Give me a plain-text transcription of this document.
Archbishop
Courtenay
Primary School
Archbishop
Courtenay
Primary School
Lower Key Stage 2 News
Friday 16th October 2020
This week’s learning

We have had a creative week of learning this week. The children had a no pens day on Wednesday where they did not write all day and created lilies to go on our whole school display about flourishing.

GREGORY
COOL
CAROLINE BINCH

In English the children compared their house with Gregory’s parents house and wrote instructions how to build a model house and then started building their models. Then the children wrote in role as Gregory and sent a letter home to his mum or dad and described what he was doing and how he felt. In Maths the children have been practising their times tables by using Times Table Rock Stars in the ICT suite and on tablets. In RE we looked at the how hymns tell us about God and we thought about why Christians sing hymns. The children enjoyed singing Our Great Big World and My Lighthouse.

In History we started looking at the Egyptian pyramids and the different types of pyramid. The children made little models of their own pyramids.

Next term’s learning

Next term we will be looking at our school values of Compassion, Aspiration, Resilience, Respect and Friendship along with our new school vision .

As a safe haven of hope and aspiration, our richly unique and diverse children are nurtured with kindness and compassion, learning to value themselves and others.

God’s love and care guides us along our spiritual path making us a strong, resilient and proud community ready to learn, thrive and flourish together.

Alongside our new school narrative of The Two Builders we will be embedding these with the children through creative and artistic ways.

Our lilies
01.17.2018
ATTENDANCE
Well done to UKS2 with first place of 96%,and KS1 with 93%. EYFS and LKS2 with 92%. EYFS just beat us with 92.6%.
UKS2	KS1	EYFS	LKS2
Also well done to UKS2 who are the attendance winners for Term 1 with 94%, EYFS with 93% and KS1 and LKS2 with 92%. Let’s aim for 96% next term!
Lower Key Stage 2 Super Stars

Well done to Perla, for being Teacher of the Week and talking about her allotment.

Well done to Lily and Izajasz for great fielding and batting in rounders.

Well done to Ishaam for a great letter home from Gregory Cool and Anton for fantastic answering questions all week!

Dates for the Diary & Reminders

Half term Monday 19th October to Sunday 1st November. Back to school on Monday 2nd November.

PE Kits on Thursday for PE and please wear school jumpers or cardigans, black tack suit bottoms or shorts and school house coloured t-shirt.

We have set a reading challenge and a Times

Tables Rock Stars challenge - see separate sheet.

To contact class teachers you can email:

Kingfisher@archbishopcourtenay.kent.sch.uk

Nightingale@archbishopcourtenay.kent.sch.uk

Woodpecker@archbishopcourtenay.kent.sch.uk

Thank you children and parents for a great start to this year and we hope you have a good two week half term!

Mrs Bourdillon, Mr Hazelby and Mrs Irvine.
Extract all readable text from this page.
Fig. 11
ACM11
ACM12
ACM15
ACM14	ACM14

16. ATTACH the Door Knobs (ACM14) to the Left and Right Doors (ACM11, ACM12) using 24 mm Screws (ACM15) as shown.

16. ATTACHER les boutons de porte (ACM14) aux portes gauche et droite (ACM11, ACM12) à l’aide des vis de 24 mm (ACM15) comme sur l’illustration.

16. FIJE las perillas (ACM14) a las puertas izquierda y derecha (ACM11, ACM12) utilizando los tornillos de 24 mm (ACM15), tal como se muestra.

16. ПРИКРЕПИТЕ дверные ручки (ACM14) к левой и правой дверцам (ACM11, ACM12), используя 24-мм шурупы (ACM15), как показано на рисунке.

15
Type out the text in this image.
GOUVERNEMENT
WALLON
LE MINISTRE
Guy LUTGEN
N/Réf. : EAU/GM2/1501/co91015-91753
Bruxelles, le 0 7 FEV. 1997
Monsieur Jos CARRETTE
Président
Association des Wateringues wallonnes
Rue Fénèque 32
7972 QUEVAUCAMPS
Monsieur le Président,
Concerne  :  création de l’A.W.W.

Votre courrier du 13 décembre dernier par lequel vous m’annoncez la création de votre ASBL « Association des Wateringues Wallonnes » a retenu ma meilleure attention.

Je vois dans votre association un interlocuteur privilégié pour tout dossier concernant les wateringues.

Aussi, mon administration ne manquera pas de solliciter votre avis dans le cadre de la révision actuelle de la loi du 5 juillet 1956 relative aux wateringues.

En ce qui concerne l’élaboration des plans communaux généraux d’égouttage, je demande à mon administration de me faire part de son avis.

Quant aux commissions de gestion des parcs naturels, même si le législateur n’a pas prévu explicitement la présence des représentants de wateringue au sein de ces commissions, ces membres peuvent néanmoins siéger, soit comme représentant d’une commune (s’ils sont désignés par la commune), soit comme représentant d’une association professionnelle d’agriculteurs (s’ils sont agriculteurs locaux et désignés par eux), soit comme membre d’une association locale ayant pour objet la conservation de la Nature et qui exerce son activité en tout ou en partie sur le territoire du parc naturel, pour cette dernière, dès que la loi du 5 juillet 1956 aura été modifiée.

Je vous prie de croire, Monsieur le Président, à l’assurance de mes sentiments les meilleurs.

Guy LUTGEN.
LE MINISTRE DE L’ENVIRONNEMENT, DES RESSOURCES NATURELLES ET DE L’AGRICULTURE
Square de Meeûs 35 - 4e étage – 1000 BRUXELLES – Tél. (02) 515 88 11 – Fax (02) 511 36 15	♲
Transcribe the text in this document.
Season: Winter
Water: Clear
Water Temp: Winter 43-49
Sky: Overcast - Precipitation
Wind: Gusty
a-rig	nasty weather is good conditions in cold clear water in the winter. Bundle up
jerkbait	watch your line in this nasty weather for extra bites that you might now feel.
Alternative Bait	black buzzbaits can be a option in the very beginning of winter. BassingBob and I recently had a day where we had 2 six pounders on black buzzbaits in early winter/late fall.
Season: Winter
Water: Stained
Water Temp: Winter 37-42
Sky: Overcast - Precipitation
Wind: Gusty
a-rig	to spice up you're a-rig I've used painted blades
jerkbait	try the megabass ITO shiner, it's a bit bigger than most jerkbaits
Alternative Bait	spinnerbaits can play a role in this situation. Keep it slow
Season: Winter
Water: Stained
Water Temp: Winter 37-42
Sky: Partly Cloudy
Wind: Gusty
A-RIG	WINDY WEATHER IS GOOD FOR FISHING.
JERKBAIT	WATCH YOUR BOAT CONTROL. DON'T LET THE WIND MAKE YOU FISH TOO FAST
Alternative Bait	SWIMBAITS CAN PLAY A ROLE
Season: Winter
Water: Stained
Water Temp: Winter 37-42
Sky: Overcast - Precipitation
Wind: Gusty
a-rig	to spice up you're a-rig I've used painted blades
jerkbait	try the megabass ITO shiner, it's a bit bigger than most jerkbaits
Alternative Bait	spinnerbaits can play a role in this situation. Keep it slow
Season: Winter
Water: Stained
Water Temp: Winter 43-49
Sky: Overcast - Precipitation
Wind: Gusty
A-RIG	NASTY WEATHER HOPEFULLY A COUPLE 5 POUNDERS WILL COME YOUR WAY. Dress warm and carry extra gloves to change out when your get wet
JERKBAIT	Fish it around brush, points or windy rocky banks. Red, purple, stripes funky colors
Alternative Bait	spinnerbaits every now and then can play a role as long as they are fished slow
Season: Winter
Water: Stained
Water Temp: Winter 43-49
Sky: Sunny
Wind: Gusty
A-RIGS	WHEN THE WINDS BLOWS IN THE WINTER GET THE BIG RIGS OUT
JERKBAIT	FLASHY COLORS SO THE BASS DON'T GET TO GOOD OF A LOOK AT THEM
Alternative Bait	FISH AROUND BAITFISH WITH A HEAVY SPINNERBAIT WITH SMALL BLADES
========================
- _Directions for this task_
Write out the complete set of records exactly as given.

- _Solution for this exercise_
Give me a plain-text transcription of this document.
Archbishop
Courtenay
Primary School
Archbishop
Courtenay
Primary School
Lower Key Stage 2 News
Friday 16th October 2020
This week’s learning

We have had a creative week of learning this week. The children had a no pens day on Wednesday where they did not write all day and created lilies to go on our whole school display about flourishing.

GREGORY
COOL
CAROLINE BINCH

In English the children compared their house with Gregory’s parents house and wrote instructions how to build a model house and then started building their models. Then the children wrote in role as Gregory and sent a letter home to his mum or dad and described what he was doing and how he felt. In Maths the children have been practising their times tables by using Times Table Rock Stars in the ICT suite and on tablets. In RE we looked at the how hymns tell us about God and we thought about why Christians sing hymns. The children enjoyed singing Our Great Big World and My Lighthouse.

In History we started looking at the Egyptian pyramids and the different types of pyramid. The children made little models of their own pyramids.

Next term’s learning

Next term we will be looking at our school values of Compassion, Aspiration, Resilience, Respect and Friendship along with our new school vision .

As a safe haven of hope and aspiration, our richly unique and diverse children are nurtured with kindness and compassion, learning to value themselves and others.

God’s love and care guides us along our spiritual path making us a strong, resilient and proud community ready to learn, thrive and flourish together.

Alongside our new school narrative of The Two Builders we will be embedding these with the children through creative and artistic ways.

Our lilies
01.17.2018
ATTENDANCE
Well done to UKS2 with first place of 96%,and KS1 with 93%. EYFS and LKS2 with 92%. EYFS just beat us with 92.6%.
UKS2	KS1	EYFS	LKS2
Also well done to UKS2 who are the attendance winners for Term 1 with 94%, EYFS with 93% and KS1 and LKS2 with 92%. Let’s aim for 96% next term!
Lower Key Stage 2 Super Stars

Well done to Perla, for being Teacher of the Week and talking about her allotment.

Well done to Lily and Izajasz for great fielding and batting in rounders.

Well done to Ishaam for a great letter home from Gregory Cool and Anton for fantastic answering questions all week!

Dates for the Diary & Reminders

Half term Monday 19th October to Sunday 1st November. Back to school on Monday 2nd November.

PE Kits on Thursday for PE and please wear school jumpers or cardigans, black tack suit bottoms or shorts and school house coloured t-shirt.

We have set a reading challenge and a Times

Tables Rock Stars challenge - see separate sheet.

To contact class teachers you can email:

Kingfisher@archbishopcourtenay.kent.sch.uk

Nightingale@archbishopcourtenay.kent.sch.uk

Woodpecker@archbishopcourtenay.kent.sch.uk

Thank you children and parents for a great start to this year and we hope you have a good two week half term!

Mrs Bourdillon, Mr Hazelby and Mrs Irvine.
Extract all readable text from this page.
Fig. 11
ACM11
ACM12
ACM15
ACM14	ACM14

16. ATTACH the Door Knobs (ACM14) to the Left and Right Doors (ACM11, ACM12) using 24 mm Screws (ACM15) as shown.

16. ATTACHER les boutons de porte (ACM14) aux portes gauche et droite (ACM11, ACM12) à l’aide des vis de 24 mm (ACM15) comme sur l’illustration.

16. FIJE las perillas (ACM14) a las puertas izquierda y derecha (ACM11, ACM12) utilizando los tornillos de 24 mm (ACM15), tal como se muestra.

16. ПРИКРЕПИТЕ дверные ручки (ACM14) к левой и правой дверцам (ACM11, ACM12), используя 24-мм шурупы (ACM15), как показано на рисунке.

15
Type out the text in this image.
GOUVERNEMENT
WALLON
LE MINISTRE
Guy LUTGEN
N/Réf. : EAU/GM2/1501/co91015-91753
Bruxelles, le 0 7 FEV. 1997
Monsieur Jos CARRETTE
Président
Association des Wateringues wallonnes
Rue Fénèque 32
7972 QUEVAUCAMPS
Monsieur le Président,
Concerne  :  création de l’A.W.W.

Votre courrier du 13 décembre dernier par lequel vous m’annoncez la création de votre ASBL « Association des Wateringues Wallonnes » a retenu ma meilleure attention.

Je vois dans votre association un interlocuteur privilégié pour tout dossier concernant les wateringues.

Aussi, mon administration ne manquera pas de solliciter votre avis dans le cadre de la révision actuelle de la loi du 5 juillet 1956 relative aux wateringues.

En ce qui concerne l’élaboration des plans communaux généraux d’égouttage, je demande à mon administration de me faire part de son avis.

Quant aux commissions de gestion des parcs naturels, même si le législateur n’a pas prévu explicitement la présence des représentants de wateringue au sein de ces commissions, ces membres peuvent néanmoins siéger, soit comme représentant d’une commune (s’ils sont désignés par la commune), soit comme représentant d’une association professionnelle d’agriculteurs (s’ils sont agriculteurs locaux et désignés par eux), soit comme membre d’une association locale ayant pour objet la conservation de la Nature et qui exerce son activité en tout ou en partie sur le territoire du parc naturel, pour cette dernière, dès que la loi du 5 juillet 1956 aura été modifiée.

Je vous prie de croire, Monsieur le Président, à l’assurance de mes sentiments les meilleurs.

Guy LUTGEN.
LE MINISTRE DE L’ENVIRONNEMENT, DES RESSOURCES NATURELLES ET DE L’AGRICULTURE
Square de Meeûs 35 - 4e étage – 1000 BRUXELLES – Tél. (02) 515 88 11 – Fax (02) 511 36 15	♲
Transcribe the text in this document.
Season: Winter
Water: Clear
Water Temp: Winter 43-49
Sky: Overcast - Precipitation
Wind: Gusty
a-rig	nasty weather is good conditions in cold clear water in the winter. Bundle up
jerkbait	watch your line in this nasty weather for extra bites that you might now feel.
Alternative Bait	black buzzbaits can be a option in the very beginning of winter. BassingBob and I recently had a day where we had 2 six pounders on black buzzbaits in early winter/late fall.
Season: Winter
Water: Stained
Water Temp: Winter 37-42
Sky: Overcast - Precipitation
Wind: Gusty
a-rig	to spice up you're a-rig I've used painted blades
jerkbait	try the megabass ITO shiner, it's a bit bigger than most jerkbaits
Alternative Bait	spinnerbaits can play a role in this situation. Keep it slow
Season: Winter
Water: Stained
Water Temp: Winter 37-42
Sky: Partly Cloudy
Wind: Gusty
A-RIG	WINDY WEATHER IS GOOD FOR FISHING.
JERKBAIT	WATCH YOUR BOAT CONTROL. DON'T LET THE WIND MAKE YOU FISH TOO FAST
Alternative Bait	SWIMBAITS CAN PLAY A ROLE
Season: Winter
Water: Stained
Water Temp: Winter 37-42
Sky: Overcast - Precipitation
Wind: Gusty
a-rig	to spice up you're a-rig I've used painted blades
jerkbait	try the megabass ITO shiner, it's a bit bigger than most jerkbaits
Alternative Bait	spinnerbaits can play a role in this situation. Keep it slow
Season: Winter
Water: Stained
Water Temp: Winter 43-49
Sky: Overcast - Precipitation
Wind: Gusty
A-RIG	NASTY WEATHER HOPEFULLY A COUPLE 5 POUNDERS WILL COME YOUR WAY. Dress warm and carry extra gloves to change out when your get wet
JERKBAIT	Fish it around brush, points or windy rocky banks. Red, purple, stripes funky colors
Alternative Bait	spinnerbaits every now and then can play a role as long as they are fished slow
Season: Winter
Water: Stained
Water Temp: Winter 43-49
Sky: Sunny
Wind: Gusty
A-RIGS	WHEN THE WINDS BLOWS IN THE WINTER GET THE BIG RIGS OUT
JERKBAIT	FLASHY COLORS SO THE BASS DON'T GET TO GOOD OF A LOOK AT THEM
Alternative Bait	FISH AROUND BAITFISH WITH A HEAVY SPINNERBAIT WITH SMALL BLADES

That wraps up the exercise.